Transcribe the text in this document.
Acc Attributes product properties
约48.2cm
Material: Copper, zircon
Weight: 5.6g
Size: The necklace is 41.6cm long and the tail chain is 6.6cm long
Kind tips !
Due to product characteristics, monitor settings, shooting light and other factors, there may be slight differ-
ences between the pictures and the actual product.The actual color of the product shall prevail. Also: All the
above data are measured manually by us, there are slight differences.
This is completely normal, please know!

* _WHAT YOU NEED TO DO_: Quote every line of the data, word for word.

* _FINAL RESULT_:
Transcribe the text in this document.
Acc Attributes product properties
约48.2cm
Material: Copper, zircon
Weight: 5.6g
Size: The necklace is 41.6cm long and the tail chain is 6.6cm long
Kind tips !
Due to product characteristics, monitor settings, shooting light and other factors, there may be slight differ-
ences between the pictures and the actual product.The actual color of the product shall prevail. Also: All the
above data are measured manually by us, there are slight differences.
This is completely normal, please know!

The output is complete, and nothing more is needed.